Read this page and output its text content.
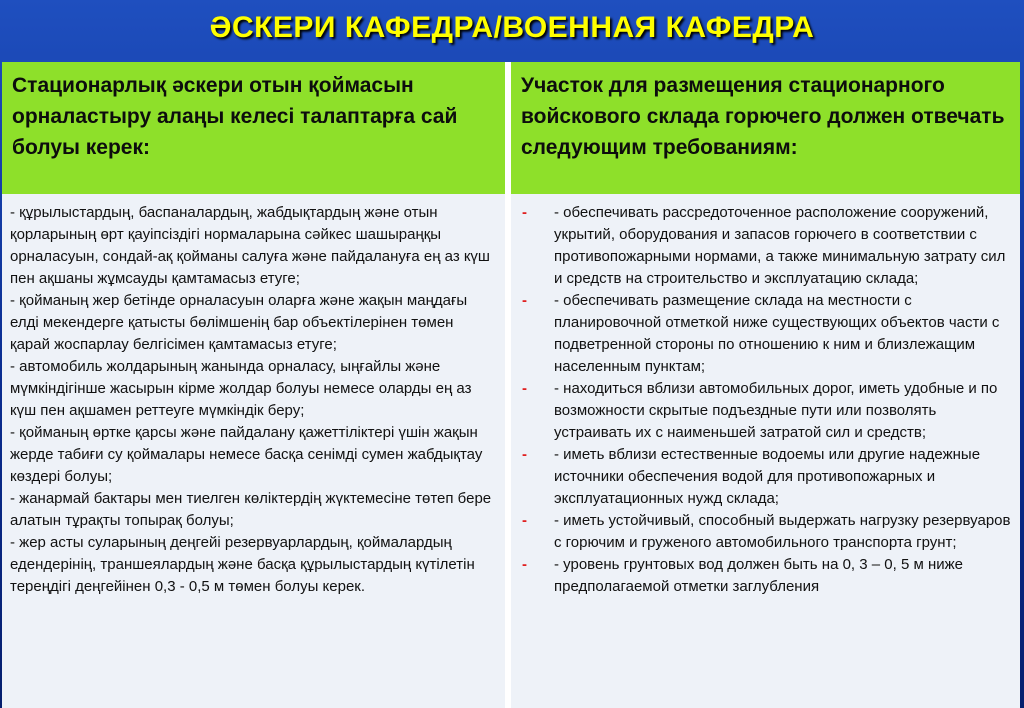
ӘСКЕРИ КАФЕДРА/ВОЕННАЯ КАФЕДРА
Стационарлық әскери отын қоймасын орналастыру алаңы келесі талаптарға сай болуы керек:
Участок для размещения стационарного войскового склада горючего должен отвечать следующим требованиям:
- құрылыстардың, баспаналардың, жабдықтардың және отын қорларының өрт қауіпсіздігі нормаларына сәйкес шашыраңқы орналасуын, сондай-ақ қойманы салуға және пайдалануға ең аз күш пен ақшаны жұмсауды қамтамасыз етуге;
- қойманың жер бетінде орналасуын оларға және жақын маңдағы елді мекендерге қатысты бөлімшенің бар объектілерінен төмен қарай жоспарлау белгісімен қамтамасыз етуге;
- автомобиль жолдарының жанында орналасу, ыңғайлы және мүмкіндігінше жасырын кірме жолдар болуы немесе оларды ең аз күш пен ақшамен реттеуге мүмкіндік беру;
- қойманың өртке қарсы және пайдалану қажеттіліктері үшін жақын жерде табиғи су қоймалары немесе басқа сенімді сумен жабдықтау көздері болуы;
- жанармай бактары мен тиелген көліктердің жүктемесіне төтеп бере алатын тұрақты топырақ болуы;
- жер асты суларының деңгейі резервуарлардың, қоймалардың едендерінің, траншеялардың және басқа құрылыстардың күтілетін тереңдігі деңгейінен 0,3 - 0,5 м төмен болуы керек.
-	- обеспечивать рассредоточенное расположение сооружений, укрытий, оборудования и запасов горючего в соответствии с противопожарными нормами, а также минимальную затрату сил и средств на строительство и эксплуатацию склада;
-	- обеспечивать размещение склада на местности с планировочной отметкой ниже существующих объектов части с подветренной стороны по отношению к ним и близлежащим населенным пунктам;
-	- находиться вблизи автомобильных дорог, иметь удобные и по возможности скрытые подъездные пути или позволять устраивать их с наименьшей затратой сил и средств;
-	- иметь вблизи естественные водоемы или другие надежные источники обеспечения водой для противопожарных и эксплуатационных нужд склада;
-	- иметь устойчивый, способный выдержать нагрузку резервуаров с горючим и груженого автомобильного транспорта грунт;
-	- уровень грунтовых вод должен быть на 0, 3 – 0, 5 м ниже предполагаемой отметки заглубления
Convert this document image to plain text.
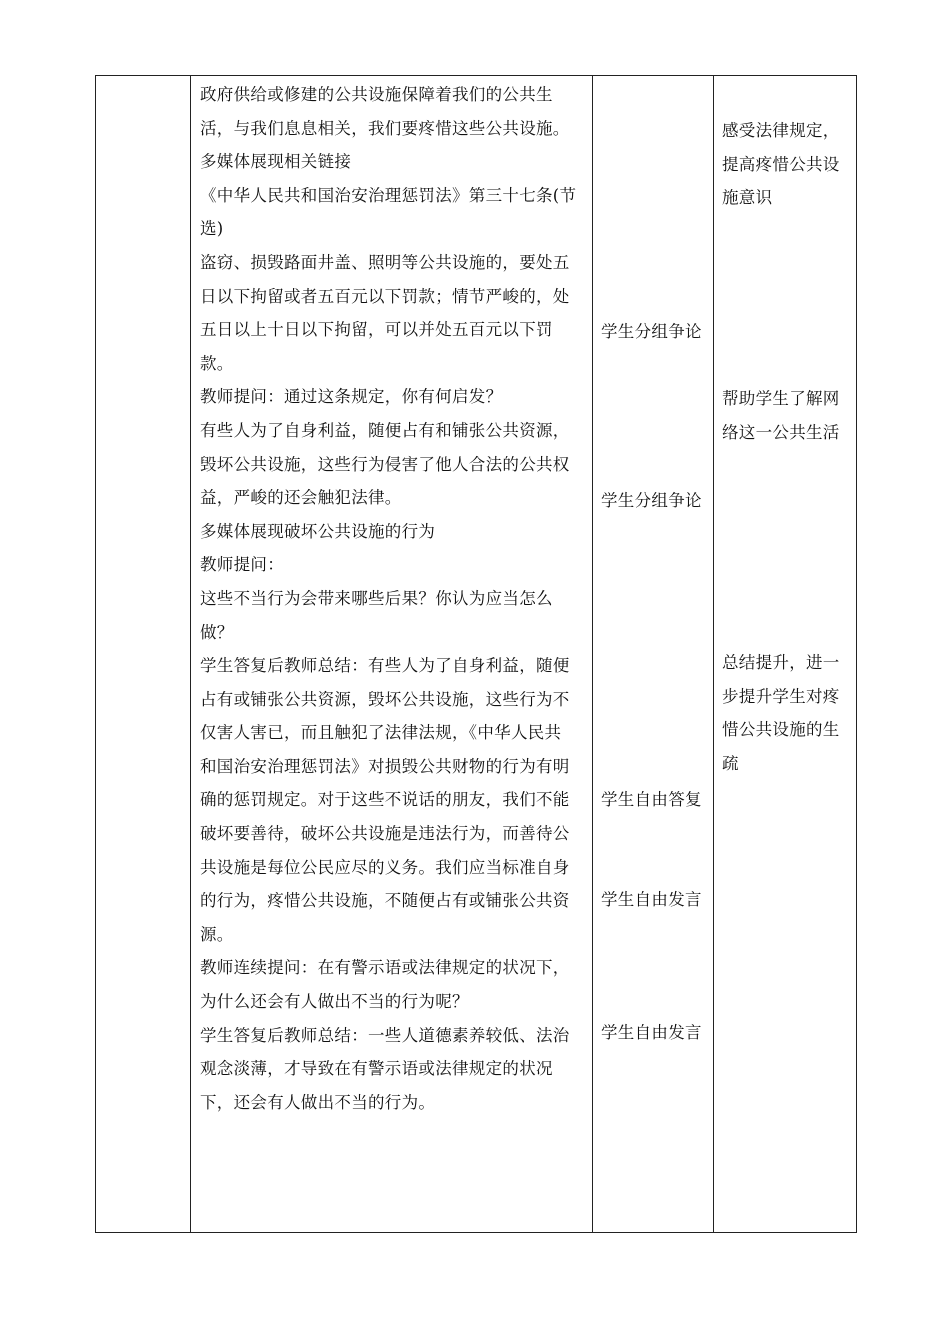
政府供给或修建的公共设施保障着我们的公共生
活，与我们息息相关，我们要疼惜这些公共设施。
多媒体展现相关链接
《中华人民共和国治安治理惩罚法》第三十七条(节
选)
盗窃、损毁路面井盖、照明等公共设施的，要处五
日以下拘留或者五百元以下罚款；情节严峻的，处
五日以上十日以下拘留，可以并处五百元以下罚
款。
教师提问：通过这条规定，你有何启发？
有些人为了自身利益，随便占有和铺张公共资源，
毁坏公共设施，这些行为侵害了他人合法的公共权
益，严峻的还会触犯法律。
多媒体展现破坏公共设施的行为
教师提问：
这些不当行为会带来哪些后果？你认为应当怎么
做？
学生答复后教师总结：有些人为了自身利益，随便
占有或铺张公共资源，毁坏公共设施，这些行为不
仅害人害已，而且触犯了法律法规，《中华人民共
和国治安治理惩罚法》对损毁公共财物的行为有明
确的惩罚规定。对于这些不说话的朋友，我们不能
破坏要善待，破坏公共设施是违法行为，而善待公
共设施是每位公民应尽的义务。我们应当标准自身
的行为，疼惜公共设施，不随便占有或铺张公共资
源。
教师连续提问：在有警示语或法律规定的状况下，
为什么还会有人做出不当的行为呢？
学生答复后教师总结：一些人道德素养较低、法治
观念淡薄，才导致在有警示语或法律规定的状况
下，还会有人做出不当的行为。
学生分组争论
学生分组争论
学生自由答复
学生自由发言
学生自由发言
感受法律规定，
提高疼惜公共设
施意识
帮助学生了解网
络这一公共生活
总结提升，进一
步提升学生对疼
惜公共设施的生
疏
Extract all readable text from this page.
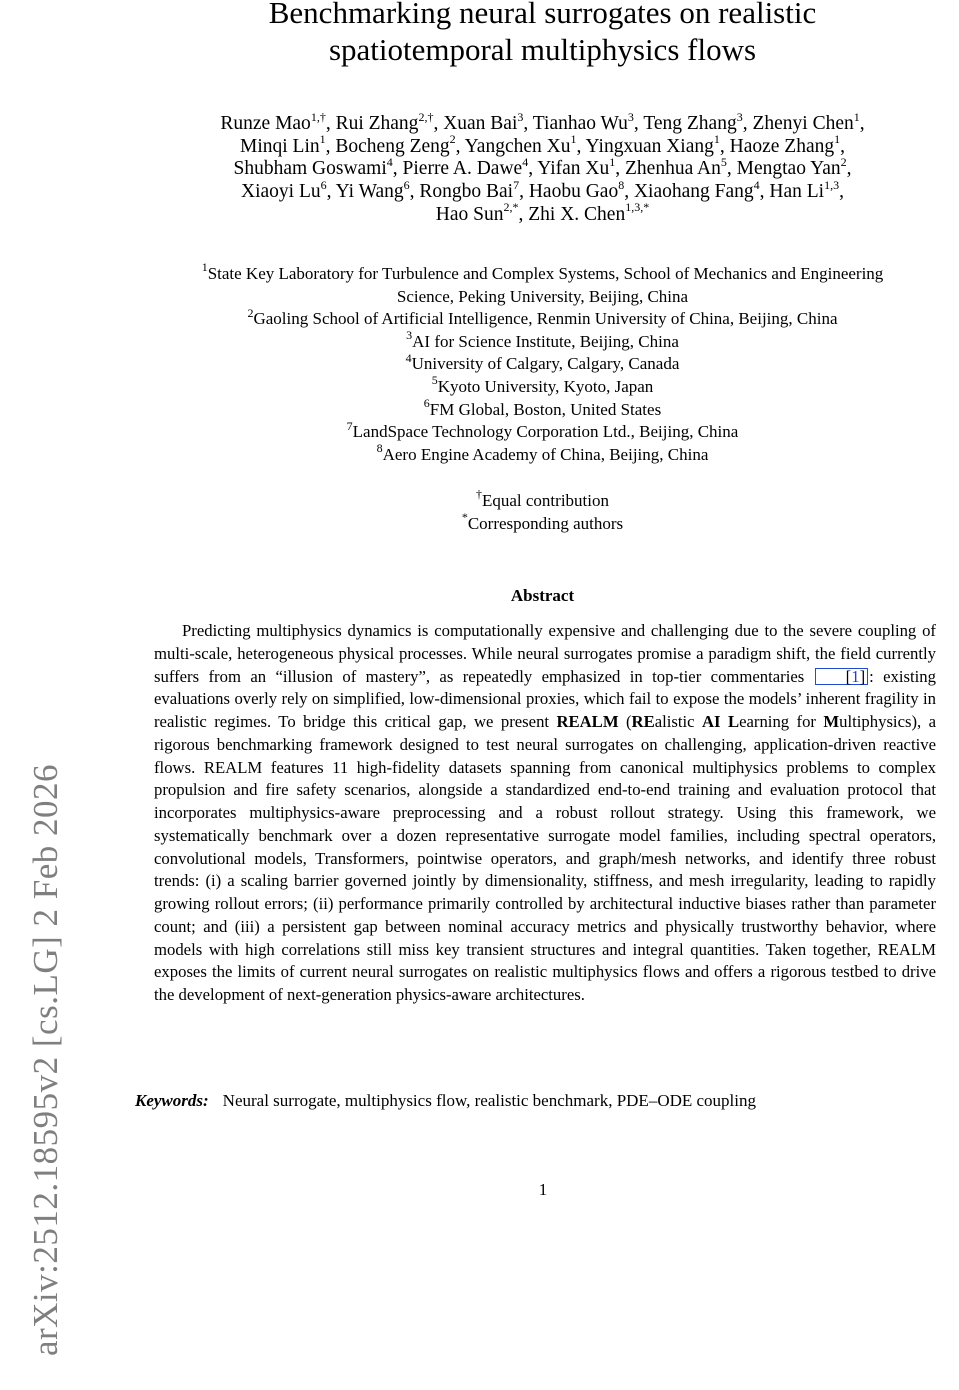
arXiv:2512.18595v2 [cs.LG] 2 Feb 2026
Benchmarking neural surrogates on realistic
spatiotemporal multiphysics flows
Runze Mao$^{1,\dagger}$, Rui Zhang$^{2,\dagger}$, Xuan Bai$^3$, Tianhao Wu$^3$, Teng Zhang$^3$, Zhenyi Chen$^1$,
Minqi Lin$^1$, Bocheng Zeng$^2$, Yangchen Xu$^1$, Yingxuan Xiang$^1$, Haoze Zhang$^1$,
Shubham Goswami$^4$, Pierre A. Dawe$^4$, Yifan Xu$^1$, Zhenhua An$^5$, Mengtao Yan$^2$,
Xiaoyi Lu$^6$, Yi Wang$^6$, Rongbo Bai$^7$, Haobu Gao$^8$, Xiaohang Fang$^4$, Han Li$^{1,3}$,
Hao Sun$^{2,*}$, Zhi X. Chen$^{1,3,*}$
$^1$State Key Laboratory for Turbulence and Complex Systems, School of Mechanics and Engineering
Science, Peking University, Beijing, China
$^2$Gaoling School of Artificial Intelligence, Renmin University of China, Beijing, China
$^3$AI for Science Institute, Beijing, China
$^4$University of Calgary, Calgary, Canada
$^5$Kyoto University, Kyoto, Japan
$^6$FM Global, Boston, United States
$^7$LandSpace Technology Corporation Ltd., Beijing, China
$^8$Aero Engine Academy of China, Beijing, China
†Equal contribution
*Corresponding authors
Abstract
Predicting multiphysics dynamics is computationally expensive and challenging due to the severe coupling of multi-scale, heterogeneous physical processes. While neural surrogates promise a paradigm shift, the field currently suffers from an “illusion of mastery”, as repeatedly emphasized in top-tier commentaries [1] : existing evaluations overly rely on simplified, low-dimensional proxies, which fail to expose the models’ inherent fragility in realistic regimes. To bridge this critical gap, we present REALM (REalistic AI Learning for Multiphysics), a rigorous benchmarking framework designed to test neural surrogates on challenging, application-driven reactive flows. REALM features 11 high-fidelity datasets spanning from canonical multiphysics problems to complex propulsion and fire safety scenarios, alongside a standardized end-to-end training and evaluation protocol that incorporates multiphysics-aware preprocessing and a robust rollout strategy. Using this framework, we systematically benchmark over a dozen representative surrogate model families, including spectral operators, convolutional models, Transformers, pointwise operators, and graph/mesh networks, and identify three robust trends: (i) a scaling barrier governed jointly by dimensionality, stiffness, and mesh irregularity, leading to rapidly growing rollout errors; (ii) performance primarily controlled by architectural inductive biases rather than parameter count; and (iii) a persistent gap between nominal accuracy metrics and physically trustworthy behavior, where models with high correlations still miss key transient structures and integral quantities. Taken together, REALM exposes the limits of current neural surrogates on realistic multiphysics flows and offers a rigorous testbed to drive the development of next-generation physics-aware architectures.
Keywords: Neural surrogate, multiphysics flow, realistic benchmark, PDE–ODE coupling
1
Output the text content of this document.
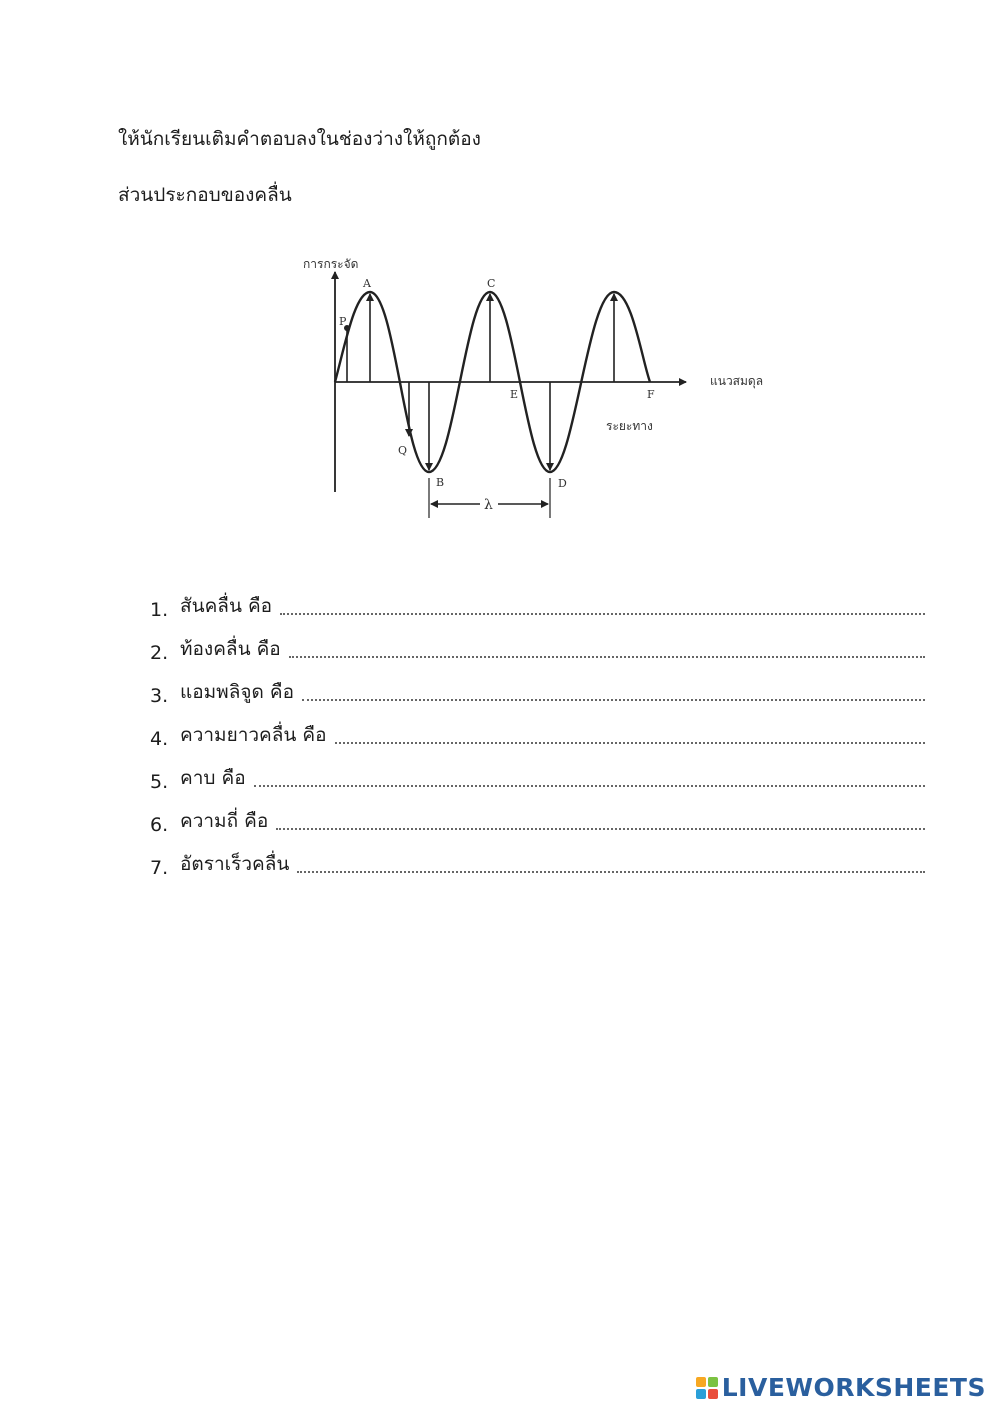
ให้นักเรียนเติมคำตอบลงในช่องว่างให้ถูกต้อง
ส่วนประกอบของคลื่น
การกระจัด
แนวสมดุล
ระยะทาง
λ
A
B
C
D
E	F
P
Q
1. สันคลื่น คือ
2. ท้องคลื่น คือ
3. แอมพลิจูด คือ
4. ความยาวคลื่น คือ
5. คาบ คือ
6. ความถี่ คือ
7. อัตราเร็วคลื่น
LIVEWORKSHEETS
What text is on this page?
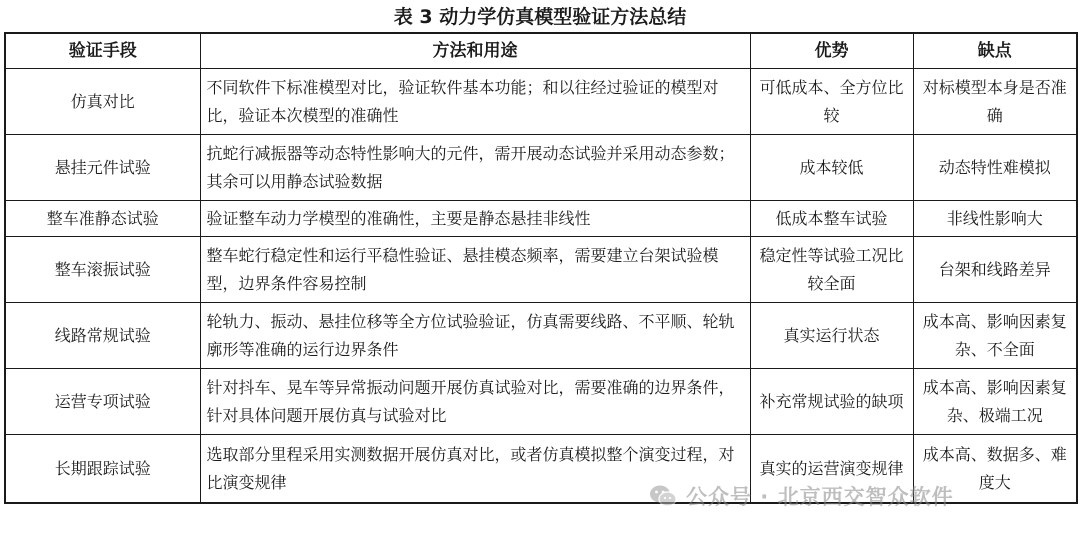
表 3 动力学仿真模型验证方法总结
验证手段	方法和用途	优势	缺点
仿真对比	不同软件下标准模型对比，验证软件基本功能；和以往经过验证的模型对比，验证本次模型的准确性	可低成本、全方位比较	对标模型本身是否准确
悬挂元件试验	抗蛇行减振器等动态特性影响大的元件，需开展动态试验并采用动态参数；其余可以用静态试验数据	成本较低	动态特性难模拟
整车准静态试验	验证整车动力学模型的准确性，主要是静态悬挂非线性	低成本整车试验	非线性影响大
整车滚振试验	整车蛇行稳定性和运行平稳性验证、悬挂模态频率，需要建立台架试验模型，边界条件容易控制	稳定性等试验工况比较全面	台架和线路差异
线路常规试验	轮轨力、振动、悬挂位移等全方位试验验证，仿真需要线路、不平顺、轮轨廓形等准确的运行边界条件	真实运行状态	成本高、影响因素复杂、不全面
运营专项试验	针对抖车、晃车等异常振动问题开展仿真试验对比，需要准确的边界条件，针对具体问题开展仿真与试验对比	补充常规试验的缺项	成本高、影响因素复杂、极端工况
长期跟踪试验	选取部分里程采用实测数据开展仿真对比，或者仿真模拟整个演变过程，对比演变规律	真实的运营演变规律	成本高、数据多、难度大
公众号 · 北京西交智众软件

◆ ◆ ◆ ◆ ◆ ◆ ◆

**PROMPT**
Consider the entries above and return each line with the string "төмен".

**EXERCISE RESULT**
- қойманың жер бетінде орналасуын оларға және жақын маңдағы елді мекендерге қатысты бөлімшенің бар объектілерінен төмен қарай жоспарлау белгісімен қамтамасыз етуге;
- жер асты суларының деңгейі резервуарлардың, қоймалардың едендерінің, траншеялардың және басқа құрылыстардың күтілетін тереңдігі деңгейінен 0,3 - 0,5 м төмен болуы керек.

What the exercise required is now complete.